Arrange every line of the items below as a Markdown table with two columns, Row and Line, giving each line a row number and omitting blank lines.

— Extracted information —
-*-

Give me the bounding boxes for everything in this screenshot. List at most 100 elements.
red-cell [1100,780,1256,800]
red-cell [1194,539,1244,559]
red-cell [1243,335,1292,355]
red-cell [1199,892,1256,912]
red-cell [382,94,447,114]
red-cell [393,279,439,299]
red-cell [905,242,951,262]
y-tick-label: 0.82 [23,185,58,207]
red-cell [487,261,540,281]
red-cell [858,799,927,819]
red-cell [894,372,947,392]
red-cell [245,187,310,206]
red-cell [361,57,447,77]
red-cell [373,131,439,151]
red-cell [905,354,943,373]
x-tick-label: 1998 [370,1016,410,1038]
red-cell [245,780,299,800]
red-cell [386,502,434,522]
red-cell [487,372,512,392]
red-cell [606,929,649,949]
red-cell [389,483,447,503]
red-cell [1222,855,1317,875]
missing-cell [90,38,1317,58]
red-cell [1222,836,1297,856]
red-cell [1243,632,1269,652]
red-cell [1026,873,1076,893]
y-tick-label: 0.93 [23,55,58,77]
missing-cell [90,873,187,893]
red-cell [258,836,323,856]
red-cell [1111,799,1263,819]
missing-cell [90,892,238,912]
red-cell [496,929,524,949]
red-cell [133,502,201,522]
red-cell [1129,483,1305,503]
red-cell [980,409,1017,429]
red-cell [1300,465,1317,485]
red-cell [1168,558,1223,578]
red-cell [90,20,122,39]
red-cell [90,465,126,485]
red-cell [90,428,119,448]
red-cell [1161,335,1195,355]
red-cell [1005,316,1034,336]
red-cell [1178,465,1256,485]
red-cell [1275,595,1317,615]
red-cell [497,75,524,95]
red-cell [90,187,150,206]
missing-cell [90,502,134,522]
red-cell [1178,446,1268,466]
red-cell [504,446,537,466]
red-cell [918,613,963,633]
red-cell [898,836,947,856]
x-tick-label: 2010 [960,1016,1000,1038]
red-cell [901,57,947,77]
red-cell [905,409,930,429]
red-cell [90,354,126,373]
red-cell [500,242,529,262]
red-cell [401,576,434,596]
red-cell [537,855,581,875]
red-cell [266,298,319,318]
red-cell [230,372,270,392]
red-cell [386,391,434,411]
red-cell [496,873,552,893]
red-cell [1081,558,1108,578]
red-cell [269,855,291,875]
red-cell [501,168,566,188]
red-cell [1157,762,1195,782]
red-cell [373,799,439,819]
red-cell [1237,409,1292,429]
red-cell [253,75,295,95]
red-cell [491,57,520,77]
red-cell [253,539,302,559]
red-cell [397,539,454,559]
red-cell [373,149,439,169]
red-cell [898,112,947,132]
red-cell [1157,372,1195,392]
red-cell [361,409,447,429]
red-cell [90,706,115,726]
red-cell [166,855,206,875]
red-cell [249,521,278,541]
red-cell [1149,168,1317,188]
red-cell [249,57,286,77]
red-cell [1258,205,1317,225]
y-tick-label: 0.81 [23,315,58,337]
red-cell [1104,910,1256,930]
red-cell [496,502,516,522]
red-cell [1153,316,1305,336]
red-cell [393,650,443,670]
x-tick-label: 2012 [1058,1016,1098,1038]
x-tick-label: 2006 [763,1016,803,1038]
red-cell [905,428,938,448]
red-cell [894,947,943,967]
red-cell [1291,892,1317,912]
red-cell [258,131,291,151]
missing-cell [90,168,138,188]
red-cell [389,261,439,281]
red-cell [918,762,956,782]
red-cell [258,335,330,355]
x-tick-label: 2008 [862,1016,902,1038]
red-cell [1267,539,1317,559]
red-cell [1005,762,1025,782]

-*-

— Completed exercise —
| Row | Line |
|---|---|
| 1 | Give me the bounding boxes for everything in this screenshot. List at most 100 elements. |
| 2 | red-cell [1100,780,1256,800] |
| 3 | red-cell [1194,539,1244,559] |
| 4 | red-cell [1243,335,1292,355] |
| 5 | red-cell [1199,892,1256,912] |
| 6 | red-cell [382,94,447,114] |
| 7 | red-cell [393,279,439,299] |
| 8 | red-cell [905,242,951,262] |
| 9 | y-tick-label: 0.82 [23,185,58,207] |
| 10 | red-cell [487,261,540,281] |
| 11 | red-cell [858,799,927,819] |
| 12 | red-cell [894,372,947,392] |
| 13 | red-cell [245,187,310,206] |
| 14 | red-cell [361,57,447,77] |
| 15 | red-cell [373,131,439,151] |
| 16 | red-cell [905,354,943,373] |
| 17 | x-tick-label: 1998 [370,1016,410,1038] |
| 18 | red-cell [245,780,299,800] |
| 19 | red-cell [386,502,434,522] |
| 20 | red-cell [487,372,512,392] |
| 21 | red-cell [606,929,649,949] |
| 22 | red-cell [389,483,447,503] |
| 23 | red-cell [1222,855,1317,875] |
| 24 | missing-cell [90,38,1317,58] |
| 25 | red-cell [1222,836,1297,856] |
| 26 | red-cell [1243,632,1269,652] |
| 27 | red-cell [1026,873,1076,893] |
| 28 | y-tick-label: 0.93 [23,55,58,77] |
| 29 | missing-cell [90,873,187,893] |
| 30 | red-cell [258,836,323,856] |
| 31 | red-cell [1111,799,1263,819] |
| 32 | missing-cell [90,892,238,912] |
| 33 | red-cell [496,929,524,949] |
| 34 | red-cell [133,502,201,522] |
| 35 | red-cell [1129,483,1305,503] |
| 36 | red-cell [980,409,1017,429] |
| 37 | red-cell [1300,465,1317,485] |
| 38 | red-cell [1168,558,1223,578] |
| 39 | red-cell [90,20,122,39] |
| 40 | red-cell [90,465,126,485] |
| 41 | red-cell [90,428,119,448] |
| 42 | red-cell [1161,335,1195,355] |
| 43 | red-cell [1005,316,1034,336] |
| 44 | red-cell [1178,465,1256,485] |
| 45 | red-cell [1275,595,1317,615] |
| 46 | red-cell [497,75,524,95] |
| 47 | red-cell [90,187,150,206] |
| 48 | missing-cell [90,502,134,522] |
| 49 | red-cell [1178,446,1268,466] |
| 50 | red-cell [504,446,537,466] |
| 51 | red-cell [918,613,963,633] |
| 52 | red-cell [898,836,947,856] |
| 53 | x-tick-label: 2010 [960,1016,1000,1038] |
| 54 | red-cell [901,57,947,77] |
| 55 | red-cell [905,409,930,429] |
| 56 | red-cell [90,354,126,373] |
| 57 | red-cell [500,242,529,262] |
| 58 | red-cell [401,576,434,596] |
| 59 | red-cell [537,855,581,875] |
| 60 | red-cell [266,298,319,318] |
| 61 | red-cell [230,372,270,392] |
| 62 | red-cell [386,391,434,411] |
| 63 | red-cell [496,873,552,893] |
| 64 | red-cell [1081,558,1108,578] |
| 65 | red-cell [269,855,291,875] |
| 66 | red-cell [501,168,566,188] |
| 67 | red-cell [1157,762,1195,782] |
| 68 | red-cell [373,799,439,819] |
| 69 | red-cell [1237,409,1292,429] |
| 70 | red-cell [253,75,295,95] |
| 71 | red-cell [491,57,520,77] |
| 72 | red-cell [253,539,302,559] |
| 73 | red-cell [397,539,454,559] |
| 74 | red-cell [373,149,439,169] |
| 75 | red-cell [898,112,947,132] |
| 76 | red-cell [1157,372,1195,392] |
| 77 | red-cell [361,409,447,429] |
| 78 | red-cell [90,706,115,726] |
| 79 | red-cell [166,855,206,875] |
| 80 | red-cell [249,521,278,541] |
| 81 | red-cell [1149,168,1317,188] |
| 82 | red-cell [249,57,286,77] |
| 83 | red-cell [1258,205,1317,225] |
| 84 | y-tick-label: 0.81 [23,315,58,337] |
| 85 | red-cell [1104,910,1256,930] |
| 86 | red-cell [496,502,516,522] |
| 87 | red-cell [1153,316,1305,336] |
| 88 | red-cell [393,650,443,670] |
| 89 | x-tick-label: 2012 [1058,1016,1098,1038] |
| 90 | x-tick-label: 2006 [763,1016,803,1038] |
| 91 | red-cell [905,428,938,448] |
| 92 | red-cell [894,947,943,967] |
| 93 | red-cell [1291,892,1317,912] |
| 94 | red-cell [258,131,291,151] |
| 95 | missing-cell [90,168,138,188] |
| 96 | red-cell [389,261,439,281] |
| 97 | red-cell [918,762,956,782] |
| 98 | red-cell [258,335,330,355] |
| 99 | x-tick-label: 2008 [862,1016,902,1038] |
| 100 | red-cell [1267,539,1317,559] |
| 101 | red-cell [1005,762,1025,782] |